> **PROBLEMS AND TASKS**:
1. In the reflection on young adults and justice, who coined the term "prophetic imagination"?
2. From the reflection on young adults and justice, reproduce the passage that starts at the words "These types of" and ends after the words "the Palestinian-Israeli conflict.".

I was talking to a friend of mine over the phone about how his children went to study in university and after graduating moved back in with him. This is the same story concerning my children, they went to university and returned home. My wife and I thought we would have an empty nest after my sons left for university, but things have changed. Both my friend’s children and my own are well educated and hardworking. However, like many other young adults in the same position, they cannot afford today’s housing prices and living costs with the salaries offered in many vacancies. At the same time, these young adults are extremely privileged. They have family, friends and a network that embraces, encourages and helps them. They will be fine. They will make it. But many other talented and hardworking young adults who are not as privileged will probably not.
There is a growing gap between the rich and the poor. Statements we told our children like ‘do well in university and you will get a good job that will allow you to buy a house’ are not true anymore. The economic systems and housing markets are not the same. The Coronavirus has illuminated these differences and frustrations. Not only in terms of the gap between the rich and the poor, but also racism and discrimination. Most of us have seen these escalate to serious conflicts on the social media. The younger generations are sceptical of authorities and their ability to fairly provide for all people. They are demanding change, and in many ways, they are making progress.
These types of grassroots movements can and are bringing swift and great change, whether we like it or not. This of course, never goes smoothly or quietly as people in privileged positions will not give their power away easily and agree to such changes. A struggle is always going to come, and with it, a high price to pay. This understating of social and political change through grassroots movement is something that we always cover with our Musalaha participants, and try to relate it to the Palestinian-Israeli conflict.
What is the message that we will communicate (especially for us older generation)? What is our role in the cry of young people for justice and peace? Are we going to listen? Are we going to try and understand? Together, older and younger generations, we need to start imagining a new way of addressing issues of injustice. A prophetic imagination that addresses the poor, weak, voiceless and marginalised. In Palestine/Israel and around the world. This prophetic imagination can transform a situation from dire hopelessness and immobilisation to a vision of hope and action. It allows for people to address their grievances and express a new perspective.
But such imagination should not stay in our minds and hearts. We need to act as agents of change. For if we do not act to see our imagination materialise, a different imagination will materialise. And this other imagination is bringing division, destruction and suffering. In every period of the world, there is a need for people with inspiration to fight the darkness and oppression in the world.
*The term ‘prophetic imagination’ was coined by Walter Brueggemann.

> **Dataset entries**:
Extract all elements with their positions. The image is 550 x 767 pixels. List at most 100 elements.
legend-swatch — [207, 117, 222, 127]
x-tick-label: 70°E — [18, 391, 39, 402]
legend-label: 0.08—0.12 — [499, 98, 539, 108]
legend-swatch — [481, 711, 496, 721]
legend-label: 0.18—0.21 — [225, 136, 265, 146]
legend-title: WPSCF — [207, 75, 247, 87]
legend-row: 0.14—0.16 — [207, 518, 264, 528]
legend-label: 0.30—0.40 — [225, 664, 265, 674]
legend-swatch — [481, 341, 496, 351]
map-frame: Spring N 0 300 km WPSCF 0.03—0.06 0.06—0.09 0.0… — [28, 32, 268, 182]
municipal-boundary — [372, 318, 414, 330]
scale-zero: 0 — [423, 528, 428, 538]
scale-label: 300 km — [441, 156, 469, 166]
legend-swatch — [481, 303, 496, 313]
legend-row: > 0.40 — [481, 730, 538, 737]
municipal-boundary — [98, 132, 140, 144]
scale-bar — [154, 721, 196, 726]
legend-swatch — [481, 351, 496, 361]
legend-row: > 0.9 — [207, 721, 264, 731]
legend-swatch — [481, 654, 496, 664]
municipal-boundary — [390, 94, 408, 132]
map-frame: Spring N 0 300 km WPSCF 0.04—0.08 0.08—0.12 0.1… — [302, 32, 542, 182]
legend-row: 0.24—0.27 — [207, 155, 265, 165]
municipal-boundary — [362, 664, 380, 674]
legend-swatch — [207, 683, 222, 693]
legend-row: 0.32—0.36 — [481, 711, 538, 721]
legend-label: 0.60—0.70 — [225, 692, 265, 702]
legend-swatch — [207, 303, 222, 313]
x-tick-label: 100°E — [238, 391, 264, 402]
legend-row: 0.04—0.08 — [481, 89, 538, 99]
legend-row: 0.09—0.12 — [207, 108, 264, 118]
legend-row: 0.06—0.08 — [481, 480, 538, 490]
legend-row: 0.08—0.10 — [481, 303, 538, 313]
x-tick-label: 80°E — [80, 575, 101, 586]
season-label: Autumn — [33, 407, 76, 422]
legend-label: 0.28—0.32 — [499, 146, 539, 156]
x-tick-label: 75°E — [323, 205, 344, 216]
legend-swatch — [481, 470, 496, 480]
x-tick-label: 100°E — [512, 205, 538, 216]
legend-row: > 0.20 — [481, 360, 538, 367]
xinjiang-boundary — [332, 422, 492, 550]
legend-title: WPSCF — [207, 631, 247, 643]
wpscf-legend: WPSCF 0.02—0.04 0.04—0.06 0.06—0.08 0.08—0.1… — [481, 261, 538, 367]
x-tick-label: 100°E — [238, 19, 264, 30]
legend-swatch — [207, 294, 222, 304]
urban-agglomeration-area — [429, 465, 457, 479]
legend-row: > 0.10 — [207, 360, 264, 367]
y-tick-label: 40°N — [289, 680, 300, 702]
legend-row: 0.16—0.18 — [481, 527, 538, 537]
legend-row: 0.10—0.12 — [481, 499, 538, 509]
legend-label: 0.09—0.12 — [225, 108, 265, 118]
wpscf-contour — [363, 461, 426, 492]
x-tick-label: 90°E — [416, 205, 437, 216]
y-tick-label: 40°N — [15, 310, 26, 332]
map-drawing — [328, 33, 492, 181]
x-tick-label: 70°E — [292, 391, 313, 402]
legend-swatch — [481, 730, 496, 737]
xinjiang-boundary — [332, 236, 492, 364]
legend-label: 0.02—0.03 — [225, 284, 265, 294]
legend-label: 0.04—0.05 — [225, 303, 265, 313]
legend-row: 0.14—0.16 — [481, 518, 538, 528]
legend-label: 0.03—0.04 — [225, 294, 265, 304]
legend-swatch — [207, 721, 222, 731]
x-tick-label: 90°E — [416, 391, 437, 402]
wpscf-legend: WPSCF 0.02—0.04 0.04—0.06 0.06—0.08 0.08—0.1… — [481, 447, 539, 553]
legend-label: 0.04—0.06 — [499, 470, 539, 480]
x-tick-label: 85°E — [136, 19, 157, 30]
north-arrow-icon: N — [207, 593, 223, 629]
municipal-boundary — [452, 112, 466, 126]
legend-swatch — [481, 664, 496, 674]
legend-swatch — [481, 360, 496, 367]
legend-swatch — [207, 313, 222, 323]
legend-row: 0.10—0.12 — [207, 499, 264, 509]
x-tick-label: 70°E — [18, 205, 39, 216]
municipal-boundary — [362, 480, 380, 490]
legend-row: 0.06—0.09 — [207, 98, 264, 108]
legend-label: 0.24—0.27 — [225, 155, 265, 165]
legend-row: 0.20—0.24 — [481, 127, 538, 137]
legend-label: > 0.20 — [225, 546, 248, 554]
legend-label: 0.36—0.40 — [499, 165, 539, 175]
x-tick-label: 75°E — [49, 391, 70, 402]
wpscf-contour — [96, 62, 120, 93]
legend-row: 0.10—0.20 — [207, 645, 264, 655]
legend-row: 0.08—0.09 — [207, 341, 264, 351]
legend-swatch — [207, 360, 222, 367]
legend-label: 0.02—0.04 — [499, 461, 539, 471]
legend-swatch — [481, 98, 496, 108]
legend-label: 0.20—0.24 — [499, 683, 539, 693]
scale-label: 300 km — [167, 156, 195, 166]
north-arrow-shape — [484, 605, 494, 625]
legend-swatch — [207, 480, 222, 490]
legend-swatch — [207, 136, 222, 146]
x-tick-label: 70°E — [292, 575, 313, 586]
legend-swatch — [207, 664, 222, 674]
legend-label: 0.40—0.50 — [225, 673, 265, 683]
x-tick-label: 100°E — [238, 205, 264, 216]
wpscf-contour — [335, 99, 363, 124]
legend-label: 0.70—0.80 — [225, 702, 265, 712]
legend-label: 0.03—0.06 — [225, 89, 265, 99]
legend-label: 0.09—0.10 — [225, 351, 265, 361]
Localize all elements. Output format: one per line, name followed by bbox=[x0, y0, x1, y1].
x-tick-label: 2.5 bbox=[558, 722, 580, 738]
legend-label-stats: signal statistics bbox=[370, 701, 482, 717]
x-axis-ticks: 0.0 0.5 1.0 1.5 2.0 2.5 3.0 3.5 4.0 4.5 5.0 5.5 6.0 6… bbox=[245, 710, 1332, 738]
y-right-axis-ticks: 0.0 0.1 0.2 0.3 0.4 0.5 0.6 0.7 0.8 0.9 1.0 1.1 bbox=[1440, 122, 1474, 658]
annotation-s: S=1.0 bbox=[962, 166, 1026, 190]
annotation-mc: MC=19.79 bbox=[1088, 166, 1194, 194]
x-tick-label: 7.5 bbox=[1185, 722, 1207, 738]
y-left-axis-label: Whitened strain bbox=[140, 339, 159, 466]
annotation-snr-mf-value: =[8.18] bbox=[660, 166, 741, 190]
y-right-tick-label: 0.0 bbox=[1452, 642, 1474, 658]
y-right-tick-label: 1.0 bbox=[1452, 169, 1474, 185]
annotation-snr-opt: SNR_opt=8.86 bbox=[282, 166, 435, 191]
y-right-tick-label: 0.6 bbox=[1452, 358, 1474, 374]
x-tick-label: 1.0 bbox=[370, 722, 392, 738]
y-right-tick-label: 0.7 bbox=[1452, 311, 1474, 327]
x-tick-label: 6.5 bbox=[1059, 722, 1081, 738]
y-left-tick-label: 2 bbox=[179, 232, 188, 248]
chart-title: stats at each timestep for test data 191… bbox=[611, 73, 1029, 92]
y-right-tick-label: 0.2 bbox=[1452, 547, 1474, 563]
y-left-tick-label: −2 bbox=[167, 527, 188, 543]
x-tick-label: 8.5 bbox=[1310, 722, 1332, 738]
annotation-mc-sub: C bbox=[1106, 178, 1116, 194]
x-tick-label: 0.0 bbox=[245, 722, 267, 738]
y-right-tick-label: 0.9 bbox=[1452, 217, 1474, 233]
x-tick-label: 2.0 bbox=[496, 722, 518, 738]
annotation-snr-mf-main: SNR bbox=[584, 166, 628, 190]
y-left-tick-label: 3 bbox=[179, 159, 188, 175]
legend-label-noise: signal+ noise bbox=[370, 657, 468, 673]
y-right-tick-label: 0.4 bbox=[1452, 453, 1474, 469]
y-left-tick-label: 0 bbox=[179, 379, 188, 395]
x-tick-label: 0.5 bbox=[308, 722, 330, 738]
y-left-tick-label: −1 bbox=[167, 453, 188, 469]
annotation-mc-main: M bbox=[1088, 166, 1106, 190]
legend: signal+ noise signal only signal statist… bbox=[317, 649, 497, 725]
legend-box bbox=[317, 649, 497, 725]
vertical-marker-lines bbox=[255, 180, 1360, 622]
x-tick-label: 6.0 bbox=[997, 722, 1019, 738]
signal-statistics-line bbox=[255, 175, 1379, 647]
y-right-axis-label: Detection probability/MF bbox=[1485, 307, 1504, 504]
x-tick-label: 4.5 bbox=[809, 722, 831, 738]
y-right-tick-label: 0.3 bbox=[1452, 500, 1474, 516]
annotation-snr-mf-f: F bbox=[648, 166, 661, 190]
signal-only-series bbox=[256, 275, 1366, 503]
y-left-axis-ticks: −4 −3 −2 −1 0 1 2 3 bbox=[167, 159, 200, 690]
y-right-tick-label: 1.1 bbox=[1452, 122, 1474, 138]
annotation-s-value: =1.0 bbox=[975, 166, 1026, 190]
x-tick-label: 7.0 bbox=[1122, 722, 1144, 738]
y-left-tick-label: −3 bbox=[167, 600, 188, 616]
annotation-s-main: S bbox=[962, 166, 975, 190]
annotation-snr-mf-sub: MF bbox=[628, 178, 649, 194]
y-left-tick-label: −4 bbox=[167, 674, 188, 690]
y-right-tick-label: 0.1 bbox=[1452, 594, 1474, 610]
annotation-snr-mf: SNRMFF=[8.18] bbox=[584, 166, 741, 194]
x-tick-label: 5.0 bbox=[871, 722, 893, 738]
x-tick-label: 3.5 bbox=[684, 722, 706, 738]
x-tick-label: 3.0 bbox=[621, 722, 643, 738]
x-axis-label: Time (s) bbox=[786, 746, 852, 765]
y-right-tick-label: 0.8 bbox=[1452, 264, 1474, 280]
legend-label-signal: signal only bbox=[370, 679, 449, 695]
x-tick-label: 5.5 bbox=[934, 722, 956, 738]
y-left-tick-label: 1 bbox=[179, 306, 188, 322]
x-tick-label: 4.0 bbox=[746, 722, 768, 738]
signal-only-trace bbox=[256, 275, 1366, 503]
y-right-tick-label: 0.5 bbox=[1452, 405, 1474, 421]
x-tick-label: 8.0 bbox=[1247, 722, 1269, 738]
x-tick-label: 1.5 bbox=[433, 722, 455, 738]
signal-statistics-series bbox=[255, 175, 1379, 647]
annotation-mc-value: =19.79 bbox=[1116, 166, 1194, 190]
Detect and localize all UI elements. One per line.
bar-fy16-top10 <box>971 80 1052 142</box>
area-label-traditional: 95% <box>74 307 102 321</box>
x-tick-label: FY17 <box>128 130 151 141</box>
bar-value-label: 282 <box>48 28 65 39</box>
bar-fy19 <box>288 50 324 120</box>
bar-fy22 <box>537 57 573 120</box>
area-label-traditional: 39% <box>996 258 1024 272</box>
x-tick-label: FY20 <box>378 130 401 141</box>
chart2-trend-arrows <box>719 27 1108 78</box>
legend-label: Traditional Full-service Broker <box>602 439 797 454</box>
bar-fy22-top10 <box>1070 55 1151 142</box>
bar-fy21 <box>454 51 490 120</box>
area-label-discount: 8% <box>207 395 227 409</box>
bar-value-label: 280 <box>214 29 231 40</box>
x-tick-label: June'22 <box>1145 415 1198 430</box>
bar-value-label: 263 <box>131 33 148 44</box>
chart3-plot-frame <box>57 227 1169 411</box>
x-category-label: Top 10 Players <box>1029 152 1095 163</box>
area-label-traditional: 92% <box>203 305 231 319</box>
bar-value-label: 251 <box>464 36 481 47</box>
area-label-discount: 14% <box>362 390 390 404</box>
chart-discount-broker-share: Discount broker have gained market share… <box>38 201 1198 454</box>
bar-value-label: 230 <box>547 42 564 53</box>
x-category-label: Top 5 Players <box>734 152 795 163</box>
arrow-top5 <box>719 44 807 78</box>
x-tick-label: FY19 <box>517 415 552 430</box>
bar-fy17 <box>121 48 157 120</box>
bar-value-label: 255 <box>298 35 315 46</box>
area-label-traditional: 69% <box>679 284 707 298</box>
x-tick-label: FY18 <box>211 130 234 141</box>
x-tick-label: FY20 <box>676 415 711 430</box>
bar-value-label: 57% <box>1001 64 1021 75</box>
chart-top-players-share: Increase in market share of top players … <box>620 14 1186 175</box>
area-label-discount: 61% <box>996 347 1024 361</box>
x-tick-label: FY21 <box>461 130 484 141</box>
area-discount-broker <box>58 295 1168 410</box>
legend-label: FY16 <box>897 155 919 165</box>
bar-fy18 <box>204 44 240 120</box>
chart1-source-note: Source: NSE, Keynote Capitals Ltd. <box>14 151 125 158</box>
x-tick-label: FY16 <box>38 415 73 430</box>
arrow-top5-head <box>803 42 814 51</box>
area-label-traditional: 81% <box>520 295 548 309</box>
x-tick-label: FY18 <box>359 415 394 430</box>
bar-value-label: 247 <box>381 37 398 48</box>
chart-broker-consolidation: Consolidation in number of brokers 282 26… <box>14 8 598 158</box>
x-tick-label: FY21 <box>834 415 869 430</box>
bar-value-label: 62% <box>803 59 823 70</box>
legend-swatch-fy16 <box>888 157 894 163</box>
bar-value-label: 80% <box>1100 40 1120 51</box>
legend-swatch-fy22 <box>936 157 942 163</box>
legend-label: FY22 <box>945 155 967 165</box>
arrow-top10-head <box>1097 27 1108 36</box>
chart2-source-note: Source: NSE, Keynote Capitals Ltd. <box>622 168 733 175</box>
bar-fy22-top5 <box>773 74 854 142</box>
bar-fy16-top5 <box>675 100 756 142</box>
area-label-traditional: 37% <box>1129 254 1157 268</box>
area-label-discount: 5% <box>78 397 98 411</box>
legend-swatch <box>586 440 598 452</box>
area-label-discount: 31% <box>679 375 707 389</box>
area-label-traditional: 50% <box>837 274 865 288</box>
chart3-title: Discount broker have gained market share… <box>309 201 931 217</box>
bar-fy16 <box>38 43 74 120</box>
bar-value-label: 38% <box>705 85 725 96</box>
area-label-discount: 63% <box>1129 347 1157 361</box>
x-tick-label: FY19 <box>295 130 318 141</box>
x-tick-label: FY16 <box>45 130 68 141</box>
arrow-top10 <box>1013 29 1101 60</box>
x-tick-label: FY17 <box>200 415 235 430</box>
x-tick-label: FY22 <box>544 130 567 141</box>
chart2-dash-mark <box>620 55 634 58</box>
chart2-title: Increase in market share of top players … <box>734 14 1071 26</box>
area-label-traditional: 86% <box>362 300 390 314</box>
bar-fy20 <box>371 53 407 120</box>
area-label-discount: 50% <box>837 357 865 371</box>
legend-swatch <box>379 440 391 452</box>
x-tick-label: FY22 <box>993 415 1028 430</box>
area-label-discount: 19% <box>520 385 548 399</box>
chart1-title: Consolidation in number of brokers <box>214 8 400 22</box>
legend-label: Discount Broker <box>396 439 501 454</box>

> **ANSWER SECTION**:
1. Walter Brueggemann

2.
These types of grassroots movements can and are bringing swift and great change, whether we like it or not. This of course, never goes smoothly or quietly as people in privileged positions will not give their power away easily and agree to such changes. A struggle is always going to come, and with it, a high price to pay. This understating of social and political change through grassroots movement is something that we always cover with our Musalaha participants, and try to relate it to the Palestinian-Israeli conflict.